• [Exercise inputs]:

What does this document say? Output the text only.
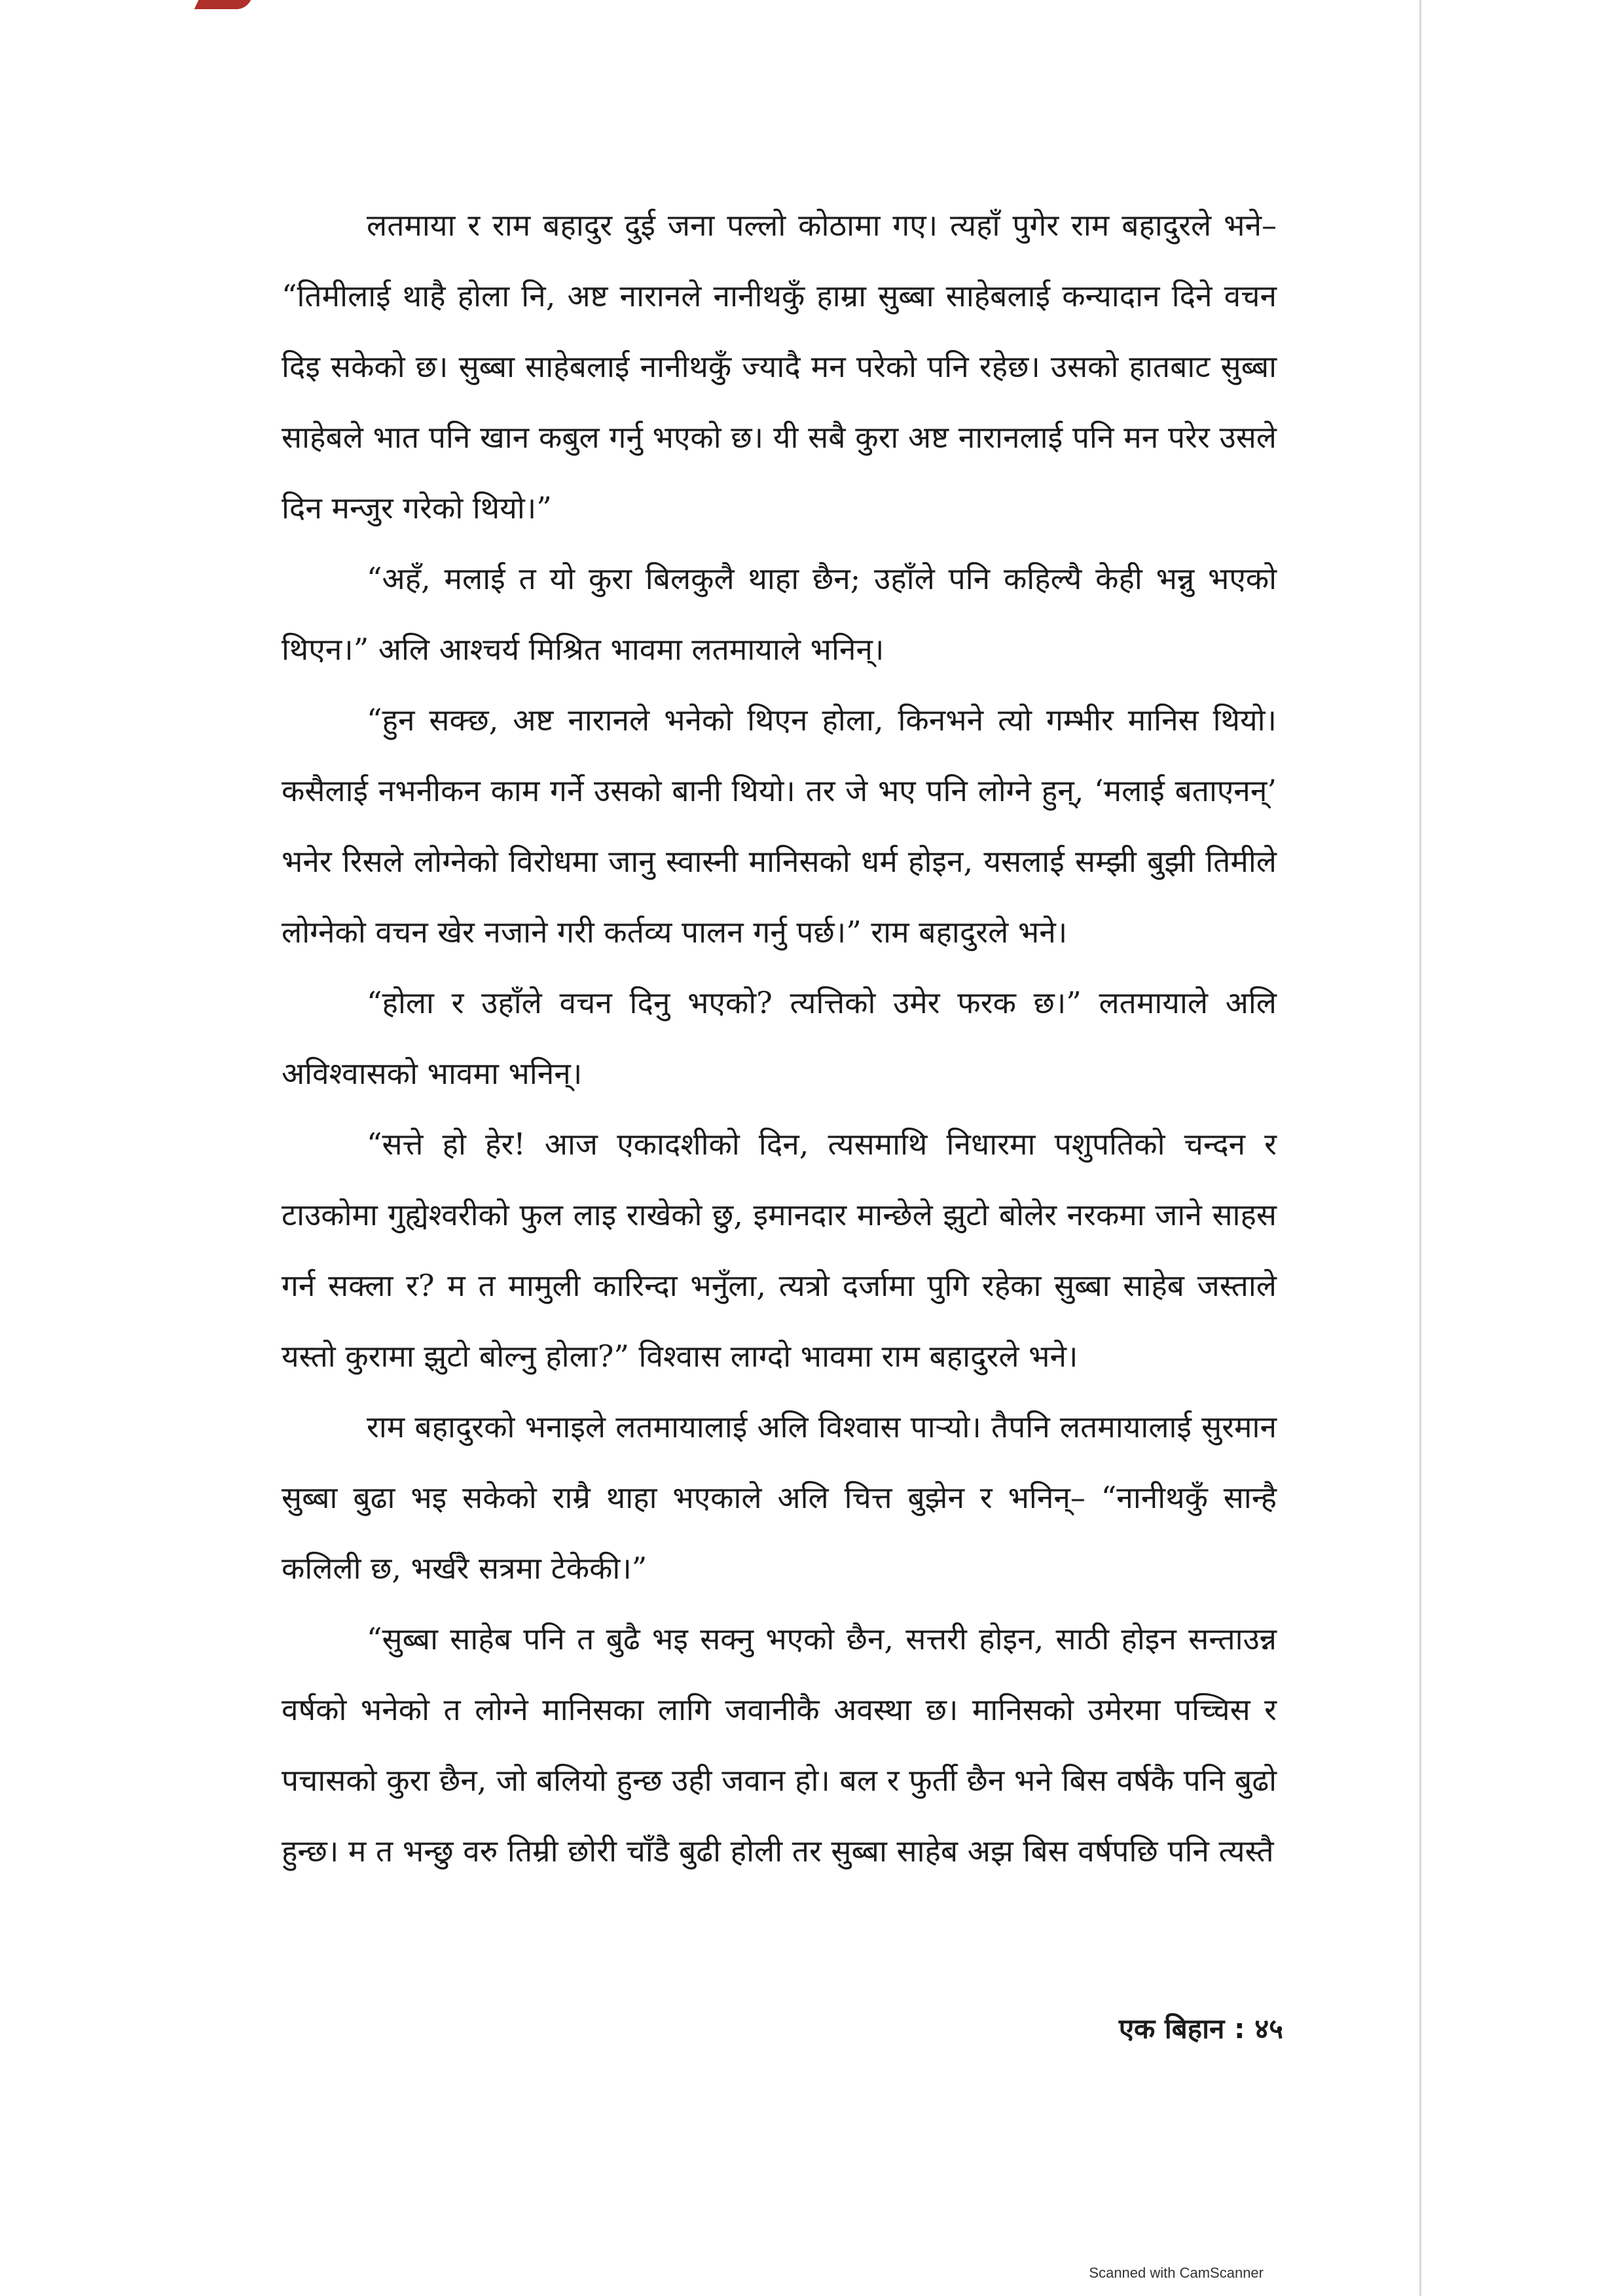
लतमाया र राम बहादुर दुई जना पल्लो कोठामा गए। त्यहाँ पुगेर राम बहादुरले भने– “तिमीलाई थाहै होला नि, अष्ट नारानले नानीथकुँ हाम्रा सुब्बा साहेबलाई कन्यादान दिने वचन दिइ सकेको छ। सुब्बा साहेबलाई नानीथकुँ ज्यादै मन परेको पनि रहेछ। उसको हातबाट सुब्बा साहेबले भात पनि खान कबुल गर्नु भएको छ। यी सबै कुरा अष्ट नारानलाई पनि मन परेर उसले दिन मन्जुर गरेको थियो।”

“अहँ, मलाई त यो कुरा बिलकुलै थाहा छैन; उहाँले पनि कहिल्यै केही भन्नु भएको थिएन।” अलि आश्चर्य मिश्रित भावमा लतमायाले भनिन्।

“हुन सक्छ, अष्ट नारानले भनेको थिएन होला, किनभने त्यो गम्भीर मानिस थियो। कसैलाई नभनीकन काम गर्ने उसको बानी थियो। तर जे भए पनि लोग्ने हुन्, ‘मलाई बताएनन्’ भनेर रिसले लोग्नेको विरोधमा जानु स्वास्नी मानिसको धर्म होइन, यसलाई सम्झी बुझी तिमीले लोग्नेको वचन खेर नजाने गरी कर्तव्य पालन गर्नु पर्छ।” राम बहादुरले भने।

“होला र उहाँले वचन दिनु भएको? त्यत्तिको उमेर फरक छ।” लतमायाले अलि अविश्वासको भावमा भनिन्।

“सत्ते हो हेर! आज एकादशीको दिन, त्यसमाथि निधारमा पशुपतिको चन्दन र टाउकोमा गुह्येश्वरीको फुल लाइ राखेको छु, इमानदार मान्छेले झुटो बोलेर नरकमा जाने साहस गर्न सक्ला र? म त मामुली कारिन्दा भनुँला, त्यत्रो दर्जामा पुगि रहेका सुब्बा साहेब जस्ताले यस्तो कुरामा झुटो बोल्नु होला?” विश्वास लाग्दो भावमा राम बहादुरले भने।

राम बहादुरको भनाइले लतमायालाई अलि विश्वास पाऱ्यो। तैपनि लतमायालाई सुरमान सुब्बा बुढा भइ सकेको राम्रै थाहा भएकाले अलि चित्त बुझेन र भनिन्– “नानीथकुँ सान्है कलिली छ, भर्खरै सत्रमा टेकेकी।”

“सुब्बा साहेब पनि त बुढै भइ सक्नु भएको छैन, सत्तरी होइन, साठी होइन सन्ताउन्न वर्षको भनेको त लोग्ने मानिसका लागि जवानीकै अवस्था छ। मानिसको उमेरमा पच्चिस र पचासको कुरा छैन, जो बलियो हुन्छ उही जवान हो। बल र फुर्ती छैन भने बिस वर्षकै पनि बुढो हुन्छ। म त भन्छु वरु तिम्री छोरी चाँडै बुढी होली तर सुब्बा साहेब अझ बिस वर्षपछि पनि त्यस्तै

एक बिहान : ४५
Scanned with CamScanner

• [Requirement]: Without the images, write out each line of the data verbatim.

• [Response]:
What does this document say? Output the text only.
लतमाया र राम बहादुर दुई जना पल्लो कोठामा गए। त्यहाँ पुगेर राम बहादुरले भने– “तिमीलाई थाहै होला नि, अष्ट नारानले नानीथकुँ हाम्रा सुब्बा साहेबलाई कन्यादान दिने वचन दिइ सकेको छ। सुब्बा साहेबलाई नानीथकुँ ज्यादै मन परेको पनि रहेछ। उसको हातबाट सुब्बा साहेबले भात पनि खान कबुल गर्नु भएको छ। यी सबै कुरा अष्ट नारानलाई पनि मन परेर उसले दिन मन्जुर गरेको थियो।”

“अहँ, मलाई त यो कुरा बिलकुलै थाहा छैन; उहाँले पनि कहिल्यै केही भन्नु भएको थिएन।” अलि आश्चर्य मिश्रित भावमा लतमायाले भनिन्।

“हुन सक्छ, अष्ट नारानले भनेको थिएन होला, किनभने त्यो गम्भीर मानिस थियो। कसैलाई नभनीकन काम गर्ने उसको बानी थियो। तर जे भए पनि लोग्ने हुन्, ‘मलाई बताएनन्’ भनेर रिसले लोग्नेको विरोधमा जानु स्वास्नी मानिसको धर्म होइन, यसलाई सम्झी बुझी तिमीले लोग्नेको वचन खेर नजाने गरी कर्तव्य पालन गर्नु पर्छ।” राम बहादुरले भने।

“होला र उहाँले वचन दिनु भएको? त्यत्तिको उमेर फरक छ।” लतमायाले अलि अविश्वासको भावमा भनिन्।

“सत्ते हो हेर! आज एकादशीको दिन, त्यसमाथि निधारमा पशुपतिको चन्दन र टाउकोमा गुह्येश्वरीको फुल लाइ राखेको छु, इमानदार मान्छेले झुटो बोलेर नरकमा जाने साहस गर्न सक्ला र? म त मामुली कारिन्दा भनुँला, त्यत्रो दर्जामा पुगि रहेका सुब्बा साहेब जस्ताले यस्तो कुरामा झुटो बोल्नु होला?” विश्वास लाग्दो भावमा राम बहादुरले भने।

राम बहादुरको भनाइले लतमायालाई अलि विश्वास पाऱ्यो। तैपनि लतमायालाई सुरमान सुब्बा बुढा भइ सकेको राम्रै थाहा भएकाले अलि चित्त बुझेन र भनिन्– “नानीथकुँ सान्है कलिली छ, भर्खरै सत्रमा टेकेकी।”

“सुब्बा साहेब पनि त बुढै भइ सक्नु भएको छैन, सत्तरी होइन, साठी होइन सन्ताउन्न वर्षको भनेको त लोग्ने मानिसका लागि जवानीकै अवस्था छ। मानिसको उमेरमा पच्चिस र पचासको कुरा छैन, जो बलियो हुन्छ उही जवान हो। बल र फुर्ती छैन भने बिस वर्षकै पनि बुढो हुन्छ। म त भन्छु वरु तिम्री छोरी चाँडै बुढी होली तर सुब्बा साहेब अझ बिस वर्षपछि पनि त्यस्तै

एक बिहान : ४५
Scanned with CamScanner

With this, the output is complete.